PASSAGE TO READ:
== Segment start ==

Trial users are limited to workstations with a basic resources. To upgrade your account, please contact customer support.
Feature | Maximum |
---|---|
Central processing power | 192 vCPU |
Memory | 1536 GB |
Persistent local storage | 16 TB |
Hardware blueprint options for NVIDIA GPU-enabled workstations
The hardware options for workstations with NVIDIA GPUs are outlined below. The available options are constrained by the configurations that our underyling cloud providers offer.
GPU size | GPU model | GPU memory | Tensor cores | CUDA cores | vCPUs | Memory |
---|---|---|---|---|---|---|
Small | T4 | 16 GB | 320 | 2560 | 4 | 16 GB |
Small | T4 | 16 GB | 320 | 2560 | 8 | 32 GB |
Small | T4 | 16 GB | 320 | 2560 | 16 | 64 GB |
Small | T4 | 16 GB | 320 | 2560 | 32 | 128 GB |
Small | T4 | 16 GB | 320 | 2560 | 64 | 256 GB |
Medium | A10G | 24 GB | 288 | 9216 | 4 | 16 GB |
Medium | A10G | 24 GB | 288 | 9216 | 8 | 32 GB |
Medium | A10G | 24 GB | 288 | 9216 | 16 | 64 GB |
Medium | A10G | 24 GB | 288 | 9216 | 32 | 128 GB |
Medium | A10G | 24 GB | 288 | 9216 | 64 | 256 GB |
Large | V100 | 16 GB | 640 | 5120 | 8 | 61 GB |
Software blueprint options for GPU-enabled workstations
Each Deep Origin software blueprint provides the drivers for needed for NVIDIA GPUs.
Testing the functionality of a GPU
To test for the presence of a GPU and functional drivers, run nvidia-smi
from a terminal (such as with JupyterLab or SSH). You should receive a response indicating the GPU model, driver versions, and more information.
+-----------------------------------------------------------------------------+
| NVIDIA-SMI 510.47.03 Driver Version: 510.47.03 CUDA Version: 11.6 |
|-------------------------------+----------------------+----------------------+
| GPU Name Persistence-M| Bus-Id Disp.A | Volatile Uncorr. ECC |
| Fan Temp Perf Pwr:Usage/Cap| Memory-Usage | GPU-Util Compute M. |
| | | MIG M. |
|===============================+======================+======================|
| 0 Tesla T4 On | 00000000:00:1E.0 Off | 0 |
| N/A 41C P8 15W / 70W | 0MiB / 15360MiB | 0% Default |
| | | N/A |
+-------------------------------+----------------------+----------------------+
+-----------------------------------------------------------------------------+
| Processes: |
| GPU GI CI PID Type Process name GPU Memory |
| ID ID Usage |
|=============================================================================|
| No running processes found |
+-----------------------------------------------------------------------------+
Editing the hardware blueprint of a workstation
You can edit the hardware blueprints of existing workstations to change their capacity. The following options can be changed: name, summary, vCPU, GPU, memory, persistent local storage, and auto-stop option. To edit the hardware blueprint of a running or stopped workstation, follow these steps:
The software blueprint and compute cluster of a workstation cannot be changed.

== Segment end ==

PROMPT 1: Reproduce everything in the passage on GPU workstations from "Testing the functionality" down to "and more information.".
PROMPT 2: According to the passage on GPU workstations, which two things about a workstation cannot be changed?
None of the rows are needed for this work.

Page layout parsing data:
== Segment start ==

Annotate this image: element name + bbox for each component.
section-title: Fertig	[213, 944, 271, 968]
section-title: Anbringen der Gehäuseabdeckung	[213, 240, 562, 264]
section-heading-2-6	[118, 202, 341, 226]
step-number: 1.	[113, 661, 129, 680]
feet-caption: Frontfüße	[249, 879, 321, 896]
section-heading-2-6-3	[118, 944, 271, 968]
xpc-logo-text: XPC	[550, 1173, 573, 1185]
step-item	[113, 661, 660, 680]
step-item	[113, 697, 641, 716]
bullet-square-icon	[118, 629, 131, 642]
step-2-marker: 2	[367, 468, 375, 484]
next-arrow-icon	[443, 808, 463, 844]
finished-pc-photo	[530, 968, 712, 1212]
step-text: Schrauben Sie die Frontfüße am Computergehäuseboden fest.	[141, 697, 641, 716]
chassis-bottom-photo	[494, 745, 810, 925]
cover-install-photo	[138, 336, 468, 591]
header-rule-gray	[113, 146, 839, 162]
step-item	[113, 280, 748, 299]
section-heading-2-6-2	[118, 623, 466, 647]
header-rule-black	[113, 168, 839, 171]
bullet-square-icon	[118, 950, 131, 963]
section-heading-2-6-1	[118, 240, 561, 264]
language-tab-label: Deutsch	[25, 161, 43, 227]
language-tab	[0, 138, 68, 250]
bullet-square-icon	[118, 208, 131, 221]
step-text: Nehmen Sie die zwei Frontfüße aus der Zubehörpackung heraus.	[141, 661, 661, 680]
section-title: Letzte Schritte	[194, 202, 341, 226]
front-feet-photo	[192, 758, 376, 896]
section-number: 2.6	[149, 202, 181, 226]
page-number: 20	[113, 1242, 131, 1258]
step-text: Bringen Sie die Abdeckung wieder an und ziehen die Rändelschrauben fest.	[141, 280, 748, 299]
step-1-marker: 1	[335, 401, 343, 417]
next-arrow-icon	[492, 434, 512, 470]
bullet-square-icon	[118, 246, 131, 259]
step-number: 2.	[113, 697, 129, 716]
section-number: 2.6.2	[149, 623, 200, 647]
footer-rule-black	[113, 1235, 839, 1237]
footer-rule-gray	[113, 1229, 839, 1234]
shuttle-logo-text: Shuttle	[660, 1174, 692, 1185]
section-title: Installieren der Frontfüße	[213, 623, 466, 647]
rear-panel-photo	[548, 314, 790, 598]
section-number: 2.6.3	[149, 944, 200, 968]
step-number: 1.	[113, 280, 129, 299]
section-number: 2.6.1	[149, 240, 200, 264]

== Segment end ==

RESPONSE 1:
Testing the functionality of a GPU
To test for the presence of a GPU and functional drivers, run nvidia-smi
from a terminal (such as with JupyterLab or SSH). You should receive a response indicating the GPU model, driver versions, and more information.

RESPONSE 2: The software blueprint and the compute cluster of a workstation cannot be changed.